▶ [Task set]
1. In the passage on New Zealand voting and employment status, swap "New Zealanders" for "Kiwis" and give the part from "Understanding New Zealand: Voting" up to and including "stronger at -0.83.".
2. Extend the article on New Zealand voting and employment status, picking up after its final sentence.

Understanding New Zealand: Voting Patterns of Employment Status

With regard to employment status this analysis divides New Zealanders into those who work for a wage or salary, those who are self-employed, those who are self-employed with employees (i.e. employers) and those who do unpaid work in the family business. This does not consider the unemployed because this is discussed in the article about Labour Force Status.

The strongest correlations in this section are those that reflect the basic economic division of society, between owners and owned.

In particular, the correlation between being self-employed with employees and voting National in 2014 was an extremely strong 0.75. The converse – with voting Labour in 2014 – was even stronger at -0.83.

This is hardly surprising if one takes into account that the entire purpose of the National Party’s existence – at least theoretically – is to shift the balance of power towards the employer (and the bigger the employer the better) whereas the precise opposite is true for the Labour Party.

There were similar correlations for those who are self-employed without employees, only not quite as strong. People in this category had a correlation of 0.68 with voting National in 2014 and a correlation of -0.78 with voting Labour in 2014. These are no doubt strong for the same reason the ones above were strong.

As could be predicted from the general enfranchisement rule, people in the employer group have an extremely high turnout rate. For the self-employed with employees the correlation with turnout rate in 2014 was 0.57, and for the self-employed without employees it was 0.63.

This group was more or less indifferent to the two medium-sized parties. Those who were self-employed without employees had a small, not significant positive correlation with voting for the Greens in 2014 (0.14), and a small, not significant negative correlation with voting for New Zealand First (-0.23). This probably reflects the influence of the professional class, and the number of doctors, lawyers, psychologists etc. with their own practices.

▶ [Material supplied]
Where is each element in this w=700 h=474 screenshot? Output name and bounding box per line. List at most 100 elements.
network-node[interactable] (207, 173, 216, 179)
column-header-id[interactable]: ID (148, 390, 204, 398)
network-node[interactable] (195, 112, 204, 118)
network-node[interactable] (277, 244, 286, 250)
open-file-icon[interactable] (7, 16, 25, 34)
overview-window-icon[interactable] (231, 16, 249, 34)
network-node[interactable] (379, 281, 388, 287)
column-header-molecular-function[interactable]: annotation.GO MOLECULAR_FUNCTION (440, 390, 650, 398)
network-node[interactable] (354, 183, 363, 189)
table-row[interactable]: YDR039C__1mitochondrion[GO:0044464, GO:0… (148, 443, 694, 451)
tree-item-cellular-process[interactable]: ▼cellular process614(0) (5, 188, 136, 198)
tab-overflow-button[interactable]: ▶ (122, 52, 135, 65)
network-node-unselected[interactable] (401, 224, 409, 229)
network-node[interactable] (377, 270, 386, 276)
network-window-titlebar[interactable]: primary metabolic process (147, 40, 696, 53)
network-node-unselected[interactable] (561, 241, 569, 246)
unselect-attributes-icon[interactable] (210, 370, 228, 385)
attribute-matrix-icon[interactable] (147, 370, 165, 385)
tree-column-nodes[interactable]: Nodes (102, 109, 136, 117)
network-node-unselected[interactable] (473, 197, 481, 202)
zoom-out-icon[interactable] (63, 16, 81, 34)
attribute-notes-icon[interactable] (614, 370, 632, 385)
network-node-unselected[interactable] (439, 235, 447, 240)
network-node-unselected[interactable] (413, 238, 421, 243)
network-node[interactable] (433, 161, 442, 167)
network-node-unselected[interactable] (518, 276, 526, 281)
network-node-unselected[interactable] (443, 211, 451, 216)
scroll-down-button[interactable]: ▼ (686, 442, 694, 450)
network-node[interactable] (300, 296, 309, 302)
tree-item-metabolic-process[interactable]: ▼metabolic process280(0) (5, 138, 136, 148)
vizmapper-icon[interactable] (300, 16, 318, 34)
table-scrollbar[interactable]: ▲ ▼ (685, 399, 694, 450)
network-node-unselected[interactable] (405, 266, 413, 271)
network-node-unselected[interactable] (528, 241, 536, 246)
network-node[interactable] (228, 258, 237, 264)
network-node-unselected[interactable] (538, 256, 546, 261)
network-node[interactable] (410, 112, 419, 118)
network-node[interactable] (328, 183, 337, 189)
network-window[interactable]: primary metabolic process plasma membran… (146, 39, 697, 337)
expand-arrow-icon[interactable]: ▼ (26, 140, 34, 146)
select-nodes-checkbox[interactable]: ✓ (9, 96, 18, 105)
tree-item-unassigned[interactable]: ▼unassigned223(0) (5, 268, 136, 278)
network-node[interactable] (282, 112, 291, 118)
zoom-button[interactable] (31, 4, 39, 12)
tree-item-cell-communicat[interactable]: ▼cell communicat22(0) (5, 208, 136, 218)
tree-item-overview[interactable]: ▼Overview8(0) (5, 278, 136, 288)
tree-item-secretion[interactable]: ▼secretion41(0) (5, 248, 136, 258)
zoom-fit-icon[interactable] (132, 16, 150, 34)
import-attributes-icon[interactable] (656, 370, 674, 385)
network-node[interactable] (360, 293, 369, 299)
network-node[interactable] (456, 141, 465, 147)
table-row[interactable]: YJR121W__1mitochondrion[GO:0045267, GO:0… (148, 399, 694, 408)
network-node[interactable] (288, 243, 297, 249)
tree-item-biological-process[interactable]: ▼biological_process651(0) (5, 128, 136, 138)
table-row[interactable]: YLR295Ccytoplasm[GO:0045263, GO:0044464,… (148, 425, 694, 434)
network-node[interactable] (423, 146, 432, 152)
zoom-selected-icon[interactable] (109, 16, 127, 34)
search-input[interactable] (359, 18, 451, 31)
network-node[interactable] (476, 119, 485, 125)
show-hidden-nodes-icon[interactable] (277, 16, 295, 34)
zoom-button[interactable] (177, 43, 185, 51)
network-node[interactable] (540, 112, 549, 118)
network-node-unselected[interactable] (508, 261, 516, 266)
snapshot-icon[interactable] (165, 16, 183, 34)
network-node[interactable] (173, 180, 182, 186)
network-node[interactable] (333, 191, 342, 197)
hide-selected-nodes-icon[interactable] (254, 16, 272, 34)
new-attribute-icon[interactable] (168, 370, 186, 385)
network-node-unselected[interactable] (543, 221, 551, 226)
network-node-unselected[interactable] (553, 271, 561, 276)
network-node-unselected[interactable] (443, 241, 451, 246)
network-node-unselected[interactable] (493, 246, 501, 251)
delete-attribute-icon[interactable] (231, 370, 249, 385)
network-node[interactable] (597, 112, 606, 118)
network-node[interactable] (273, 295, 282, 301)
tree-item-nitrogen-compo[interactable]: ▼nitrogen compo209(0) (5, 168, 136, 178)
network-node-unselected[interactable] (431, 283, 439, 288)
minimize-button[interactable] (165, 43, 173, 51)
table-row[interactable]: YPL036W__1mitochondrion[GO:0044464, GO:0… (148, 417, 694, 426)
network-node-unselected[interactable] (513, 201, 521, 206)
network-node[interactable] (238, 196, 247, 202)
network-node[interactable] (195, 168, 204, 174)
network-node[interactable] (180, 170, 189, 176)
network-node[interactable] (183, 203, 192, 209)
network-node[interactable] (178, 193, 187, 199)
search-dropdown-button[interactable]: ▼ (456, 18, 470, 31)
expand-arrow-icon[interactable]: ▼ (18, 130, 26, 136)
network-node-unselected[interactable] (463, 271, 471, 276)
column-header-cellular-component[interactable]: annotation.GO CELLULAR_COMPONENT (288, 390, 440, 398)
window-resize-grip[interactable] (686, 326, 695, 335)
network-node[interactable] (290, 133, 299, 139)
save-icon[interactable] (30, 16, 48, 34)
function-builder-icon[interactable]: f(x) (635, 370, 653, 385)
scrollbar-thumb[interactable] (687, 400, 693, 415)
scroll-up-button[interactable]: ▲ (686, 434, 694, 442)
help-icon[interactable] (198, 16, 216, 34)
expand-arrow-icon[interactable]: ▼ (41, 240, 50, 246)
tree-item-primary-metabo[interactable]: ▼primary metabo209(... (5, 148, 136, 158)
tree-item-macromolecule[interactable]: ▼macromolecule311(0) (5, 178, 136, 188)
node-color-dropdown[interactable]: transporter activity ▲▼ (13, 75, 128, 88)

▶ [Exercise responses]
1.
Understanding New Zealand: Voting Patterns of Employment Status

With regard to employment status this analysis divides Kiwis into those who work for a wage or salary, those who are self-employed, those who are self-employed with employees (i.e. employers) and those who do unpaid work in the family business. This does not consider the unemployed because this is discussed in the article about Labour Force Status.

The strongest correlations in this section are those that reflect the basic economic division of society, between owners and owned.

In particular, the correlation between being self-employed with employees and voting National in 2014 was an extremely strong 0.75. The converse – with voting Labour in 2014 – was even stronger at -0.83.

2.
One statistic that will surprise some is that the correlation with working for a wage or salary is much stronger for people who voted Green in 2014 (0.41) than it is for those who voted Labour in 2014 (0.11). The reason for this is the large proportion of beneficiaries among Labour voters.

This correlation between working for a wage or salary and voting Green in 2014 is the strongest of its kind. The next strongest correlations between working for a wage or salary and voting for a particular political party were 0.23 for the Aotearoa Legalise Cannabis Party, 0.18 for the Maori Party and 0.11 for Internet MANA.

There were two significantly negative correlations. Between working for a wage or salary and voting for New Zealand First in 2014 the correlation was -0.32, and with voting Conservative in 2014 it was -0.43. This probably reflects the fact that these two parties get a significant number of votes from people who are too old to be working for a wage or salary.

There was also a negative correlation between working for a wage or salary and turnout rate in 2014 (-0.08), but this was not significant.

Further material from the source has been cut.